▶ [Challenge] Give every line of the data again, unchanged, but with no pictures.

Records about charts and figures
——

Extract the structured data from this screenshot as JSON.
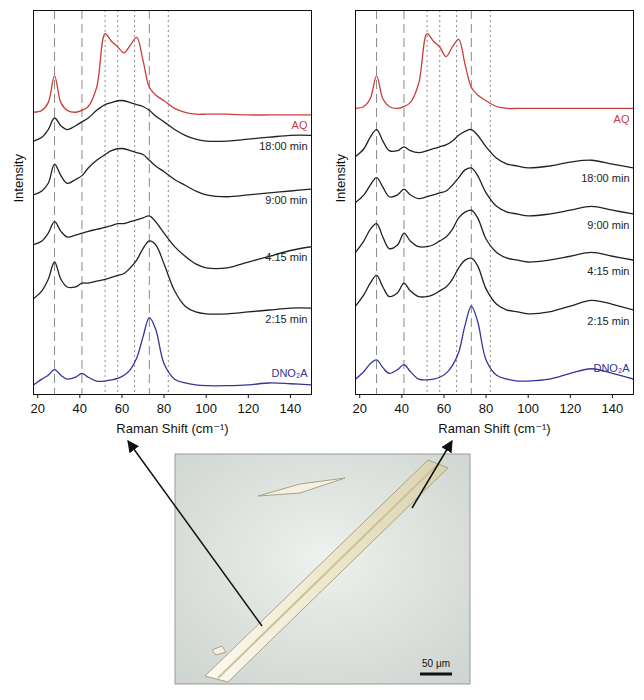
{
  "chart_data": [
    {
      "type": "line",
      "xlabel": "Raman Shift (cm⁻¹)",
      "ylabel": "Intensity",
      "xlim": [
        18,
        150
      ],
      "xticks": [
        20,
        40,
        60,
        80,
        100,
        120,
        140
      ],
      "ylim": [
        0,
        100
      ],
      "yticks": [],
      "tick_labels": "x",
      "vlines": [
        {
          "x": 28,
          "line_style": "dashed"
        },
        {
          "x": 41,
          "line_style": "dashed"
        },
        {
          "x": 73,
          "line_style": "dashed"
        },
        {
          "x": 52,
          "line_style": "dotted"
        },
        {
          "x": 58,
          "line_style": "dotted"
        },
        {
          "x": 66,
          "line_style": "dotted"
        },
        {
          "x": 82,
          "line_style": "dotted"
        }
      ],
      "x": [
        18,
        22,
        25,
        28,
        31,
        34,
        38,
        41,
        44,
        48,
        52,
        55,
        58,
        61,
        64,
        67,
        70,
        73,
        76,
        80,
        85,
        90,
        95,
        100,
        110,
        120,
        130,
        140,
        150
      ],
      "series": [
        {
          "name": "AQ",
          "color": "#c8403c",
          "values": [
            73.5,
            74,
            76,
            83,
            76,
            74,
            73.5,
            74,
            75,
            80,
            94,
            92,
            90.5,
            89,
            91,
            93,
            87,
            80,
            78,
            76.5,
            74.5,
            73.5,
            73,
            73,
            73,
            72.8,
            72.8,
            72.8,
            72.8
          ]
        },
        {
          "name": "18:00 min",
          "color": "#222222",
          "values": [
            66,
            67,
            69,
            72,
            70,
            69,
            70,
            71,
            72,
            74,
            75.5,
            76,
            76.5,
            76.5,
            76,
            75.5,
            75,
            74,
            72.5,
            71,
            69,
            67.5,
            66.5,
            66,
            66,
            66.5,
            67,
            67.5,
            67.5
          ]
        },
        {
          "name": "9:00 min",
          "color": "#222222",
          "values": [
            52,
            53,
            55,
            60,
            57,
            55,
            56,
            57,
            59,
            61,
            62.5,
            63.5,
            64,
            64,
            63.5,
            63,
            62.5,
            61,
            59.5,
            58,
            56,
            54.5,
            53,
            52,
            51.5,
            52,
            52.5,
            53,
            53.5
          ]
        },
        {
          "name": "4:15 min",
          "color": "#222222",
          "values": [
            39,
            40,
            42,
            45,
            42.5,
            41,
            41.5,
            42,
            42.5,
            43,
            43.5,
            44,
            44.5,
            44.5,
            45,
            45.5,
            46,
            46.5,
            45,
            42,
            38.5,
            36,
            34,
            33,
            33,
            34.5,
            36,
            37.5,
            38.5
          ]
        },
        {
          "name": "2:15 min",
          "color": "#222222",
          "values": [
            25,
            27,
            30,
            34.5,
            30,
            28,
            28,
            29,
            29,
            29.5,
            30,
            30.5,
            31,
            31.5,
            33,
            35,
            38,
            40,
            39,
            34,
            27,
            23,
            21.5,
            21,
            21,
            21.5,
            22,
            22.5,
            22.5
          ]
        },
        {
          "name": "DNO₂A",
          "color": "#34349a",
          "values": [
            2.5,
            4,
            5,
            6.5,
            5,
            4,
            4.5,
            5.5,
            4.5,
            3.5,
            3.5,
            3.8,
            4.2,
            5,
            6.5,
            9.5,
            15,
            20,
            17,
            8,
            4,
            3,
            2.5,
            2.3,
            2.3,
            2.5,
            3,
            2.8,
            2.5
          ]
        }
      ]
    },
    {
      "type": "line",
      "xlabel": "Raman Shift (cm⁻¹)",
      "ylabel": "Intensity",
      "xlim": [
        18,
        150
      ],
      "xticks": [
        20,
        40,
        60,
        80,
        100,
        120,
        140
      ],
      "ylim": [
        0,
        100
      ],
      "yticks": [],
      "tick_labels": "x",
      "vlines": [
        {
          "x": 28,
          "line_style": "dashed"
        },
        {
          "x": 41,
          "line_style": "dashed"
        },
        {
          "x": 73,
          "line_style": "dashed"
        },
        {
          "x": 52,
          "line_style": "dotted"
        },
        {
          "x": 58,
          "line_style": "dotted"
        },
        {
          "x": 66,
          "line_style": "dotted"
        },
        {
          "x": 82,
          "line_style": "dotted"
        }
      ],
      "x": [
        18,
        22,
        25,
        28,
        31,
        34,
        38,
        41,
        44,
        48,
        52,
        55,
        58,
        61,
        64,
        67,
        70,
        73,
        76,
        80,
        85,
        90,
        95,
        100,
        110,
        120,
        130,
        140,
        150
      ],
      "series": [
        {
          "name": "AQ",
          "color": "#c8403c",
          "values": [
            74.5,
            75,
            77,
            83,
            77,
            75,
            74.5,
            75,
            76,
            81,
            94,
            92,
            90.5,
            88,
            90.5,
            92.5,
            86,
            80,
            78,
            76.5,
            75,
            74.5,
            74.5,
            74.5,
            74.5,
            74.5,
            74.5,
            74.5,
            74.5
          ]
        },
        {
          "name": "18:00 min",
          "color": "#222222",
          "values": [
            62,
            64,
            67,
            69,
            66,
            63.5,
            63.5,
            64.5,
            63.5,
            63,
            63.5,
            64,
            64.5,
            65,
            66,
            67.5,
            68.5,
            69,
            67.5,
            64.5,
            61.5,
            60,
            59.5,
            59,
            59.5,
            60.5,
            61,
            60,
            59
          ]
        },
        {
          "name": "9:00 min",
          "color": "#222222",
          "values": [
            50,
            52,
            54.5,
            56.5,
            54,
            51.5,
            52,
            53.5,
            52,
            51,
            51.5,
            52,
            52.5,
            53,
            54.5,
            56.5,
            58.5,
            59,
            57,
            52.5,
            49,
            47.5,
            47,
            46.5,
            47,
            48,
            49,
            48,
            47
          ]
        },
        {
          "name": "4:15 min",
          "color": "#222222",
          "values": [
            37,
            40,
            43,
            44.5,
            41,
            38,
            39,
            42,
            40,
            38.5,
            38.5,
            39,
            40,
            41,
            43,
            46,
            47.5,
            48,
            46,
            40.5,
            37,
            35.5,
            35,
            34.5,
            35,
            36,
            37,
            36,
            35
          ]
        },
        {
          "name": "2:15 min",
          "color": "#222222",
          "values": [
            23,
            26,
            29,
            31,
            28,
            25.5,
            26.5,
            29,
            27,
            25.5,
            25.5,
            26,
            27,
            28,
            30,
            33,
            35,
            35.5,
            33.5,
            27.5,
            23.5,
            22,
            21.5,
            21,
            21.5,
            23,
            24.5,
            23.5,
            22
          ]
        },
        {
          "name": "DNO₂A",
          "color": "#34349a",
          "values": [
            4,
            6,
            8,
            9,
            7,
            5.5,
            6.5,
            7.8,
            6,
            4,
            3.8,
            4,
            4.5,
            5.5,
            7.5,
            11,
            18,
            23,
            19,
            9,
            5,
            4,
            3.5,
            3.5,
            4,
            5.5,
            6.7,
            5.5,
            4
          ]
        }
      ]
    }
  ],
  "image": {
    "scale_bar": "50 μm"
  }
}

——

▶ [Written reply]
Extract the structured data from this screenshot as JSON.
{
  "chart_data": [
    {
      "type": "line",
      "xlabel": "Raman Shift (cm⁻¹)",
      "ylabel": "Intensity",
      "xlim": [
        18,
        150
      ],
      "xticks": [
        20,
        40,
        60,
        80,
        100,
        120,
        140
      ],
      "ylim": [
        0,
        100
      ],
      "yticks": [],
      "tick_labels": "x",
      "vlines": [
        {
          "x": 28,
          "line_style": "dashed"
        },
        {
          "x": 41,
          "line_style": "dashed"
        },
        {
          "x": 73,
          "line_style": "dashed"
        },
        {
          "x": 52,
          "line_style": "dotted"
        },
        {
          "x": 58,
          "line_style": "dotted"
        },
        {
          "x": 66,
          "line_style": "dotted"
        },
        {
          "x": 82,
          "line_style": "dotted"
        }
      ],
      "x": [
        18,
        22,
        25,
        28,
        31,
        34,
        38,
        41,
        44,
        48,
        52,
        55,
        58,
        61,
        64,
        67,
        70,
        73,
        76,
        80,
        85,
        90,
        95,
        100,
        110,
        120,
        130,
        140,
        150
      ],
      "series": [
        {
          "name": "AQ",
          "color": "#c8403c",
          "values": [
            73.5,
            74,
            76,
            83,
            76,
            74,
            73.5,
            74,
            75,
            80,
            94,
            92,
            90.5,
            89,
            91,
            93,
            87,
            80,
            78,
            76.5,
            74.5,
            73.5,
            73,
            73,
            73,
            72.8,
            72.8,
            72.8,
            72.8
          ]
        },
        {
          "name": "18:00 min",
          "color": "#222222",
          "values": [
            66,
            67,
            69,
            72,
            70,
            69,
            70,
            71,
            72,
            74,
            75.5,
            76,
            76.5,
            76.5,
            76,
            75.5,
            75,
            74,
            72.5,
            71,
            69,
            67.5,
            66.5,
            66,
            66,
            66.5,
            67,
            67.5,
            67.5
          ]
        },
        {
          "name": "9:00 min",
          "color": "#222222",
          "values": [
            52,
            53,
            55,
            60,
            57,
            55,
            56,
            57,
            59,
            61,
            62.5,
            63.5,
            64,
            64,
            63.5,
            63,
            62.5,
            61,
            59.5,
            58,
            56,
            54.5,
            53,
            52,
            51.5,
            52,
            52.5,
            53,
            53.5
          ]
        },
        {
          "name": "4:15 min",
          "color": "#222222",
          "values": [
            39,
            40,
            42,
            45,
            42.5,
            41,
            41.5,
            42,
            42.5,
            43,
            43.5,
            44,
            44.5,
            44.5,
            45,
            45.5,
            46,
            46.5,
            45,
            42,
            38.5,
            36,
            34,
            33,
            33,
            34.5,
            36,
            37.5,
            38.5
          ]
        },
        {
          "name": "2:15 min",
          "color": "#222222",
          "values": [
            25,
            27,
            30,
            34.5,
            30,
            28,
            28,
            29,
            29,
            29.5,
            30,
            30.5,
            31,
            31.5,
            33,
            35,
            38,
            40,
            39,
            34,
            27,
            23,
            21.5,
            21,
            21,
            21.5,
            22,
            22.5,
            22.5
          ]
        },
        {
          "name": "DNO₂A",
          "color": "#34349a",
          "values": [
            2.5,
            4,
            5,
            6.5,
            5,
            4,
            4.5,
            5.5,
            4.5,
            3.5,
            3.5,
            3.8,
            4.2,
            5,
            6.5,
            9.5,
            15,
            20,
            17,
            8,
            4,
            3,
            2.5,
            2.3,
            2.3,
            2.5,
            3,
            2.8,
            2.5
          ]
        }
      ]
    },
    {
      "type": "line",
      "xlabel": "Raman Shift (cm⁻¹)",
      "ylabel": "Intensity",
      "xlim": [
        18,
        150
      ],
      "xticks": [
        20,
        40,
        60,
        80,
        100,
        120,
        140
      ],
      "ylim": [
        0,
        100
      ],
      "yticks": [],
      "tick_labels": "x",
      "vlines": [
        {
          "x": 28,
          "line_style": "dashed"
        },
        {
          "x": 41,
          "line_style": "dashed"
        },
        {
          "x": 73,
          "line_style": "dashed"
        },
        {
          "x": 52,
          "line_style": "dotted"
        },
        {
          "x": 58,
          "line_style": "dotted"
        },
        {
          "x": 66,
          "line_style": "dotted"
        },
        {
          "x": 82,
          "line_style": "dotted"
        }
      ],
      "x": [
        18,
        22,
        25,
        28,
        31,
        34,
        38,
        41,
        44,
        48,
        52,
        55,
        58,
        61,
        64,
        67,
        70,
        73,
        76,
        80,
        85,
        90,
        95,
        100,
        110,
        120,
        130,
        140,
        150
      ],
      "series": [
        {
          "name": "AQ",
          "color": "#c8403c",
          "values": [
            74.5,
            75,
            77,
            83,
            77,
            75,
            74.5,
            75,
            76,
            81,
            94,
            92,
            90.5,
            88,
            90.5,
            92.5,
            86,
            80,
            78,
            76.5,
            75,
            74.5,
            74.5,
            74.5,
            74.5,
            74.5,
            74.5,
            74.5,
            74.5
          ]
        },
        {
          "name": "18:00 min",
          "color": "#222222",
          "values": [
            62,
            64,
            67,
            69,
            66,
            63.5,
            63.5,
            64.5,
            63.5,
            63,
            63.5,
            64,
            64.5,
            65,
            66,
            67.5,
            68.5,
            69,
            67.5,
            64.5,
            61.5,
            60,
            59.5,
            59,
            59.5,
            60.5,
            61,
            60,
            59
          ]
        },
        {
          "name": "9:00 min",
          "color": "#222222",
          "values": [
            50,
            52,
            54.5,
            56.5,
            54,
            51.5,
            52,
            53.5,
            52,
            51,
            51.5,
            52,
            52.5,
            53,
            54.5,
            56.5,
            58.5,
            59,
            57,
            52.5,
            49,
            47.5,
            47,
            46.5,
            47,
            48,
            49,
            48,
            47
          ]
        },
        {
          "name": "4:15 min",
          "color": "#222222",
          "values": [
            37,
            40,
            43,
            44.5,
            41,
            38,
            39,
            42,
            40,
            38.5,
            38.5,
            39,
            40,
            41,
            43,
            46,
            47.5,
            48,
            46,
            40.5,
            37,
            35.5,
            35,
            34.5,
            35,
            36,
            37,
            36,
            35
          ]
        },
        {
          "name": "2:15 min",
          "color": "#222222",
          "values": [
            23,
            26,
            29,
            31,
            28,
            25.5,
            26.5,
            29,
            27,
            25.5,
            25.5,
            26,
            27,
            28,
            30,
            33,
            35,
            35.5,
            33.5,
            27.5,
            23.5,
            22,
            21.5,
            21,
            21.5,
            23,
            24.5,
            23.5,
            22
          ]
        },
        {
          "name": "DNO₂A",
          "color": "#34349a",
          "values": [
            4,
            6,
            8,
            9,
            7,
            5.5,
            6.5,
            7.8,
            6,
            4,
            3.8,
            4,
            4.5,
            5.5,
            7.5,
            11,
            18,
            23,
            19,
            9,
            5,
            4,
            3.5,
            3.5,
            4,
            5.5,
            6.7,
            5.5,
            4
          ]
        }
      ]
    }
  ],
  "image": {
    "scale_bar": "50 μm"
  }
}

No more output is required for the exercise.